● Task requirements
Every record should be copied exactly, except that pictures are to be omitted.

Part of a data file:
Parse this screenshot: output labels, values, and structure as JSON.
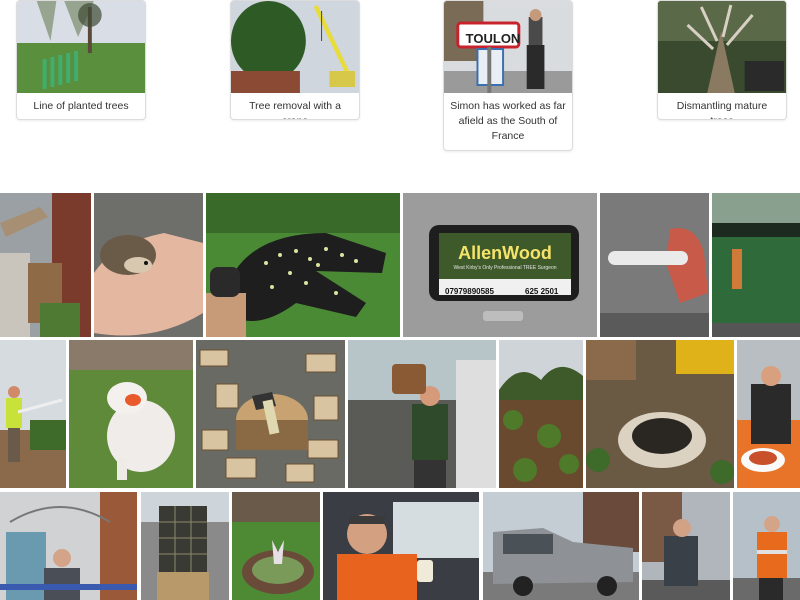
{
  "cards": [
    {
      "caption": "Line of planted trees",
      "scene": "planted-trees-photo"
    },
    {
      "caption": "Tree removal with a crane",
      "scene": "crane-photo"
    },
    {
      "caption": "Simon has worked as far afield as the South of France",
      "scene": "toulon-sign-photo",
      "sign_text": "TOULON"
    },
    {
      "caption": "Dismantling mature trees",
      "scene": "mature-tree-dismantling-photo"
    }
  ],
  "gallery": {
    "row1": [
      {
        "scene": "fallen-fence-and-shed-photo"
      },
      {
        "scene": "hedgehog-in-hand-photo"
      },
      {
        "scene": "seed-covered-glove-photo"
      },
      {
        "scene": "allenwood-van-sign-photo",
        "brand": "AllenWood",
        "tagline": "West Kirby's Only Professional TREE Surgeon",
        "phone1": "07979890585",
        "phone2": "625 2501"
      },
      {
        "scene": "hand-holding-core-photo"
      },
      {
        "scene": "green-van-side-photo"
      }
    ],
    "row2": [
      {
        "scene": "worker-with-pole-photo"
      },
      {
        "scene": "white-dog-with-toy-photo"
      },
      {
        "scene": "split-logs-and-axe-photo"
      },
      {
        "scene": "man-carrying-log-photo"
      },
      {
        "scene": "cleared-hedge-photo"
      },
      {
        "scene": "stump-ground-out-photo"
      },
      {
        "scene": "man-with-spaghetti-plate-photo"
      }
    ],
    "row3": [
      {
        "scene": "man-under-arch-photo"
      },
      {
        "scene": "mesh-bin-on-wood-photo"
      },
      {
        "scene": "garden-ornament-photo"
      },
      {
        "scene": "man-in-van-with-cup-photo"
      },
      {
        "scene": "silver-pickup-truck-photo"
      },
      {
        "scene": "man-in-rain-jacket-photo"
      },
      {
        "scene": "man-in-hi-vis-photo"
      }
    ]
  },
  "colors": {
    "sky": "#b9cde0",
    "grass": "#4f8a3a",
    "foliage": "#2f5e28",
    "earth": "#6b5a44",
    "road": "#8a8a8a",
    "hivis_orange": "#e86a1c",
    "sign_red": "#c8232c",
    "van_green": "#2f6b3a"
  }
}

● Written response
Parse this screenshot: output labels, values, and structure as JSON.
{
  "cards": [
    {
      "caption": "Line of planted trees",
      "scene": "planted-trees-photo"
    },
    {
      "caption": "Tree removal with a crane",
      "scene": "crane-photo"
    },
    {
      "caption": "Simon has worked as far afield as the South of France",
      "scene": "toulon-sign-photo",
      "sign_text": "TOULON"
    },
    {
      "caption": "Dismantling mature trees",
      "scene": "mature-tree-dismantling-photo"
    }
  ],
  "gallery": {
    "row1": [
      {
        "scene": "fallen-fence-and-shed-photo"
      },
      {
        "scene": "hedgehog-in-hand-photo"
      },
      {
        "scene": "seed-covered-glove-photo"
      },
      {
        "scene": "allenwood-van-sign-photo",
        "brand": "AllenWood",
        "tagline": "West Kirby's Only Professional TREE Surgeon",
        "phone1": "07979890585",
        "phone2": "625 2501"
      },
      {
        "scene": "hand-holding-core-photo"
      },
      {
        "scene": "green-van-side-photo"
      }
    ],
    "row2": [
      {
        "scene": "worker-with-pole-photo"
      },
      {
        "scene": "white-dog-with-toy-photo"
      },
      {
        "scene": "split-logs-and-axe-photo"
      },
      {
        "scene": "man-carrying-log-photo"
      },
      {
        "scene": "cleared-hedge-photo"
      },
      {
        "scene": "stump-ground-out-photo"
      },
      {
        "scene": "man-with-spaghetti-plate-photo"
      }
    ],
    "row3": [
      {
        "scene": "man-under-arch-photo"
      },
      {
        "scene": "mesh-bin-on-wood-photo"
      },
      {
        "scene": "garden-ornament-photo"
      },
      {
        "scene": "man-in-van-with-cup-photo"
      },
      {
        "scene": "silver-pickup-truck-photo"
      },
      {
        "scene": "man-in-rain-jacket-photo"
      },
      {
        "scene": "man-in-hi-vis-photo"
      }
    ]
  },
  "colors": {
    "sky": "#b9cde0",
    "grass": "#4f8a3a",
    "foliage": "#2f5e28",
    "earth": "#6b5a44",
    "road": "#8a8a8a",
    "hivis_orange": "#e86a1c",
    "sign_red": "#c8232c",
    "van_green": "#2f6b3a"
  }
}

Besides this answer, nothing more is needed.